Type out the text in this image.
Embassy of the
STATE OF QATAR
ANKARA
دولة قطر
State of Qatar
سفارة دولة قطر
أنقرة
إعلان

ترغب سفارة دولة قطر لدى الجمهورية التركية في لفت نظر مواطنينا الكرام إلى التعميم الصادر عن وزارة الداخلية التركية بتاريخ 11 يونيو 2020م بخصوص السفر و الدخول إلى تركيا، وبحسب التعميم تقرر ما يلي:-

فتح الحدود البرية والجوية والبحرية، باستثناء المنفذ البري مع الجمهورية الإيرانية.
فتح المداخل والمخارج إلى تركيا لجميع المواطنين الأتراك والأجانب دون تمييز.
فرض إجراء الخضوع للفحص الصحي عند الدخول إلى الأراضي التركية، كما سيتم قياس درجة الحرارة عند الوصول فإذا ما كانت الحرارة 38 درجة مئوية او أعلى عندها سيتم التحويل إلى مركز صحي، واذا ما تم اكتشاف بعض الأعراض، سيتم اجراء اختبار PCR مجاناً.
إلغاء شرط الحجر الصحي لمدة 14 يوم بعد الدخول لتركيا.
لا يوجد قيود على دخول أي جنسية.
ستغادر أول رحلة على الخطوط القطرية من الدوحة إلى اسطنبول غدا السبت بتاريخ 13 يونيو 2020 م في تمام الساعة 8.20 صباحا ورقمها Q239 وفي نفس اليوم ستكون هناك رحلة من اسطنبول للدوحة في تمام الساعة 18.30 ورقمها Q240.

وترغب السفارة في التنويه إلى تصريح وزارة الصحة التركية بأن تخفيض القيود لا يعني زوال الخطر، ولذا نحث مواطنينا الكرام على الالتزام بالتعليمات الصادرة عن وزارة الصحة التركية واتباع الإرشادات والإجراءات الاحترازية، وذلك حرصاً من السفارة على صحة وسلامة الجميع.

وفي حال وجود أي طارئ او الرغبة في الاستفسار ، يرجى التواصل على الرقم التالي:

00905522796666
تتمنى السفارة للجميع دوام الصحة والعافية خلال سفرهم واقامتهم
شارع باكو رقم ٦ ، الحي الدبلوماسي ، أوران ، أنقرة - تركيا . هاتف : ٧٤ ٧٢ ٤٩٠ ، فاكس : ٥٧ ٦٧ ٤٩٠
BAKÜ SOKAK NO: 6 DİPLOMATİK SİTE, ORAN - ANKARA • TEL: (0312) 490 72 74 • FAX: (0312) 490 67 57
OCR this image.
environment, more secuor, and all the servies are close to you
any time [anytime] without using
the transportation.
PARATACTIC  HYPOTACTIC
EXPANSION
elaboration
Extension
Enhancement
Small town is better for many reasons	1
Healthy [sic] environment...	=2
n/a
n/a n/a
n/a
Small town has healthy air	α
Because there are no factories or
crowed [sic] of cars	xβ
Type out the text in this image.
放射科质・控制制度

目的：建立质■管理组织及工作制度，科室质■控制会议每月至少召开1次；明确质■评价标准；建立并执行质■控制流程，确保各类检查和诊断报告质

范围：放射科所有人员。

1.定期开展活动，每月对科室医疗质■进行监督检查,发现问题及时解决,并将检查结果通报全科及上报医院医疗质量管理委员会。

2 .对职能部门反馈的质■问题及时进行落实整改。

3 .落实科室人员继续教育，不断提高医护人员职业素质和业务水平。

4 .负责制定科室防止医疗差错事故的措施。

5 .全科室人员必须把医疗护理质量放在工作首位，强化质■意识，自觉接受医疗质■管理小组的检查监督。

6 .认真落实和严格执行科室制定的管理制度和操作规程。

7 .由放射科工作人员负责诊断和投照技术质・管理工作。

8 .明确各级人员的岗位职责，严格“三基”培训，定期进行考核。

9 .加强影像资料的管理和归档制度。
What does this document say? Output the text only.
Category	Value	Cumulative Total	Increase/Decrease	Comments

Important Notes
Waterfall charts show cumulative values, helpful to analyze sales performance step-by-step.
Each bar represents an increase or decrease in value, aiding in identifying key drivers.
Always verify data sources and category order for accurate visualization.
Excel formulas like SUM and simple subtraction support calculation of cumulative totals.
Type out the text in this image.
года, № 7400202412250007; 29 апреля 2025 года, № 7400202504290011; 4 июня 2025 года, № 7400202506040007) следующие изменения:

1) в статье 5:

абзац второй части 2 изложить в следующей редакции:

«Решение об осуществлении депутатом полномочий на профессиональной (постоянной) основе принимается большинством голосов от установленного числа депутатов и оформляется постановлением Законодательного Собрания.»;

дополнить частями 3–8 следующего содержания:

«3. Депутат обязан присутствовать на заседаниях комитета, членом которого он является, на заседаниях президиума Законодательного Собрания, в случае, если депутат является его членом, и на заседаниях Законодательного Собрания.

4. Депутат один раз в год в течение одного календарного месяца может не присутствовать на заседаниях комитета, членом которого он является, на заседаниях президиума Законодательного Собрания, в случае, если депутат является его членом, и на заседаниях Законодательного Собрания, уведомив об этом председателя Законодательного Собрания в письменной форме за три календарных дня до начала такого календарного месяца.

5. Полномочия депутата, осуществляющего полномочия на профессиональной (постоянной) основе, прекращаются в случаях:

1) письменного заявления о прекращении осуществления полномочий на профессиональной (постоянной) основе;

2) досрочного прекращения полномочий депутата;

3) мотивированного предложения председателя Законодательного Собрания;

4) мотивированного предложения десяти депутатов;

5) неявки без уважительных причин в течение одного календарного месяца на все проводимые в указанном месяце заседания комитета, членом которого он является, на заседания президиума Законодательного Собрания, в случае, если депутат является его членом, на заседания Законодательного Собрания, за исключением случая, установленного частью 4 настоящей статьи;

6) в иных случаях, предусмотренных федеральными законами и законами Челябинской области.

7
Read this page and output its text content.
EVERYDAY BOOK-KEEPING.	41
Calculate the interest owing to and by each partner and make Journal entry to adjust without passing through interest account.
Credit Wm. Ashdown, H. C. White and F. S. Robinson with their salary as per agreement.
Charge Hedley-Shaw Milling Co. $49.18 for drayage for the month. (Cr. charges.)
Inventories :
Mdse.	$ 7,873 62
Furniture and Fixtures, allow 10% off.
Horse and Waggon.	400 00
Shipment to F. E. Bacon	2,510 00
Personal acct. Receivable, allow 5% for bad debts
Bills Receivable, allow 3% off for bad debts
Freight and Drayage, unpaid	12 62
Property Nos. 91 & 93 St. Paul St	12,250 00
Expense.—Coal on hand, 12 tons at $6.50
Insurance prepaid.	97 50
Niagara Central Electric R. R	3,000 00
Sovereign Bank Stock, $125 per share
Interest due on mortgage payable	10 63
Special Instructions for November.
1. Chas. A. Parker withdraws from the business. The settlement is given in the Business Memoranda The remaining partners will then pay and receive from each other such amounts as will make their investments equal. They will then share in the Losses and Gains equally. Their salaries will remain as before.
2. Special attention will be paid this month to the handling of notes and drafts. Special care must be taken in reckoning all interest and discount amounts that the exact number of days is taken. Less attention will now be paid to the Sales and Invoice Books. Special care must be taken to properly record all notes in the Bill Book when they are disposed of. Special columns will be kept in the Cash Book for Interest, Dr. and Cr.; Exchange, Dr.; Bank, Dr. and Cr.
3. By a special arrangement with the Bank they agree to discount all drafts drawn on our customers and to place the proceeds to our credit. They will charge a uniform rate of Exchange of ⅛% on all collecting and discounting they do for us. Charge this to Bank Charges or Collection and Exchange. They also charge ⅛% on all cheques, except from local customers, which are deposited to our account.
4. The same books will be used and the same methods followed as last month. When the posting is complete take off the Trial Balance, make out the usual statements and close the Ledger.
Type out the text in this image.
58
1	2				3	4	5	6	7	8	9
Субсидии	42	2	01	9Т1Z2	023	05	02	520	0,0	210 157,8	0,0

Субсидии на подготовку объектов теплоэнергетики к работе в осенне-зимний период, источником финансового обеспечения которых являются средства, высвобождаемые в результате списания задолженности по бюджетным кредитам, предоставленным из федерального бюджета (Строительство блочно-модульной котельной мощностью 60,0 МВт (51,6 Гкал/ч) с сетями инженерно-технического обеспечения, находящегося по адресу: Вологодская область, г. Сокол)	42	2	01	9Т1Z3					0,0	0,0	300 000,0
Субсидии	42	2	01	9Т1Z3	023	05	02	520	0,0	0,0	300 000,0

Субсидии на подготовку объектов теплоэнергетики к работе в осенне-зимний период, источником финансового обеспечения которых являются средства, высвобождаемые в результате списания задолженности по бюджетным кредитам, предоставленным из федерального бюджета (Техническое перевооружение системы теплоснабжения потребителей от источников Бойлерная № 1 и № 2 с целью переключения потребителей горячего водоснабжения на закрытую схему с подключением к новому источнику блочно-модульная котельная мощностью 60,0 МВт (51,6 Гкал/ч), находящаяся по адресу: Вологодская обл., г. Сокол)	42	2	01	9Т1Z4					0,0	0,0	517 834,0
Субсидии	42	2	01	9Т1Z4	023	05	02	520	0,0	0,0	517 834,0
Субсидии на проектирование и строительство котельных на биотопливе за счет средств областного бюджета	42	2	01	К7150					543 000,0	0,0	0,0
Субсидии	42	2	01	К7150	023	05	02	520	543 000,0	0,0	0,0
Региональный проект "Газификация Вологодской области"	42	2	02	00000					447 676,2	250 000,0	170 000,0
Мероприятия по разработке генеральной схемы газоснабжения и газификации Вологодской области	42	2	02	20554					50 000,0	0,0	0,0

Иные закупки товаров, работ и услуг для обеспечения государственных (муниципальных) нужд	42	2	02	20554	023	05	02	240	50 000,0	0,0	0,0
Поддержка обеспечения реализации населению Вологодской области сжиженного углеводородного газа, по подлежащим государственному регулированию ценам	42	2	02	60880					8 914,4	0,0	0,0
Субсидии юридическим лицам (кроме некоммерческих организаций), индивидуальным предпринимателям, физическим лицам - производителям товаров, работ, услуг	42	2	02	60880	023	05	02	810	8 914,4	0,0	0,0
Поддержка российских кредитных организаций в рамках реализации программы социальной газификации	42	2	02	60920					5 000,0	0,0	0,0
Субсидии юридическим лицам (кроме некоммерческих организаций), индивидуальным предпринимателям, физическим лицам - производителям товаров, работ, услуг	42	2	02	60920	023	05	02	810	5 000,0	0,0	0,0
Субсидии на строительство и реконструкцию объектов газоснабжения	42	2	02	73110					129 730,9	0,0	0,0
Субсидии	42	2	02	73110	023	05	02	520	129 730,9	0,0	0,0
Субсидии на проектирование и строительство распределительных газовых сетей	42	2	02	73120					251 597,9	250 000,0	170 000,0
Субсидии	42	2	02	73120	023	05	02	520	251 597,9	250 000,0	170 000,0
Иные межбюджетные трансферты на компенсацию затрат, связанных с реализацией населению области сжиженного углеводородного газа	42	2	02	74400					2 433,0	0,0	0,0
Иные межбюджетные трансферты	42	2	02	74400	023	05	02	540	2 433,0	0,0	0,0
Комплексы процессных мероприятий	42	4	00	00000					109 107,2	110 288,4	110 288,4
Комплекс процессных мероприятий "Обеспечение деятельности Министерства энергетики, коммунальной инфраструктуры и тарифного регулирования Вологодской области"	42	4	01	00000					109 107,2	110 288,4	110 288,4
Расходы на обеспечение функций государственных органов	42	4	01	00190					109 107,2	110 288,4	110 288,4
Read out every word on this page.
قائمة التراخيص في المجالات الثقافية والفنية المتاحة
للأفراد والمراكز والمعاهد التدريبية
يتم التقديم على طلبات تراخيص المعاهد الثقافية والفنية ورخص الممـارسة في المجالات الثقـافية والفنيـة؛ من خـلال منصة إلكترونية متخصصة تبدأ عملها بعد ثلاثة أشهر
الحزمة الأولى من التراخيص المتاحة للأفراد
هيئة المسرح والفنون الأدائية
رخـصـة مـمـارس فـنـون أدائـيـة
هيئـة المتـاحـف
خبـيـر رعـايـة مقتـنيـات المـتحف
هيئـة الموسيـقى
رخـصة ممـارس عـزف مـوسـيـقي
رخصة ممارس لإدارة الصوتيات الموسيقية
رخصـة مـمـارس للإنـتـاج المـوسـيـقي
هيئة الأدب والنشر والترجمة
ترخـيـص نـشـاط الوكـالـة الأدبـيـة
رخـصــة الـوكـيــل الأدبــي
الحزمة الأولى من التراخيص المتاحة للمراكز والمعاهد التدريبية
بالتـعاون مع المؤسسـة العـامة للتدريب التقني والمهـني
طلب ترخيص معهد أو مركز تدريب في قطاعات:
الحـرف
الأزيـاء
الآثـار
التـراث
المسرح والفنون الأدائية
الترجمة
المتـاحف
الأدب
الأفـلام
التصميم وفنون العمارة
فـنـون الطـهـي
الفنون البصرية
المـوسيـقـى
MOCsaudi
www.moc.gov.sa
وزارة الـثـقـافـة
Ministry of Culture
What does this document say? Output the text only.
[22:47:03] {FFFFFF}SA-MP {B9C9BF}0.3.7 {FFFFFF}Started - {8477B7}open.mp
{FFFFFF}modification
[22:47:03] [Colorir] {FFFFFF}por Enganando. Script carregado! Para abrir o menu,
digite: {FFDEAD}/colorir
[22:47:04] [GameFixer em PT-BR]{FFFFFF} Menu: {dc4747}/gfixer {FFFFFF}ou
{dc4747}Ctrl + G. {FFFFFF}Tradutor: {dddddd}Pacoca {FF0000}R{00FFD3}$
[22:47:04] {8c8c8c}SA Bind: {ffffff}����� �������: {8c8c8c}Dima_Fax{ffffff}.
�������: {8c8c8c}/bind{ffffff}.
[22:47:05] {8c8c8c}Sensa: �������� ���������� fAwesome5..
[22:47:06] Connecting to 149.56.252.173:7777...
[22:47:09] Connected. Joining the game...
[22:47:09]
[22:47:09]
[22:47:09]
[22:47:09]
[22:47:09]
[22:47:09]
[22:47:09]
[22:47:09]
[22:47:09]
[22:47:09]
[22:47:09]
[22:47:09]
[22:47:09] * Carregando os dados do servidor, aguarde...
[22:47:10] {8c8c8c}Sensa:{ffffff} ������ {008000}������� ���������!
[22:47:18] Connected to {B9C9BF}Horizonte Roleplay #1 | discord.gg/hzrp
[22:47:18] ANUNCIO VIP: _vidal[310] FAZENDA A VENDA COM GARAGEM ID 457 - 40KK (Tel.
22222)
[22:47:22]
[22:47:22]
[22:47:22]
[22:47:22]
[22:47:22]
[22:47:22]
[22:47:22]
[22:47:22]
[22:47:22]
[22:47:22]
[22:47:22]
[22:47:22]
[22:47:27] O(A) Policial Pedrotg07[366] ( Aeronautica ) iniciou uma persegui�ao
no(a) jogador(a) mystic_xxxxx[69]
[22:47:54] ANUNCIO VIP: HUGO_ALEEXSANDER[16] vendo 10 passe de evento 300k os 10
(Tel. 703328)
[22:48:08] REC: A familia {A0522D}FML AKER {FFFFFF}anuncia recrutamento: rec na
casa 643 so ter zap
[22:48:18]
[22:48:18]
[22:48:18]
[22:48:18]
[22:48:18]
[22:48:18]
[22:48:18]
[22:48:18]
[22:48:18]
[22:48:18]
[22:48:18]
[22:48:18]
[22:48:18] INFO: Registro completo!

####################

WHAT YOU HAVE TO DO:
Determine how many lines of the records above contain the word "некоммерческих", and report only that number.

TASK OUTPUT:
2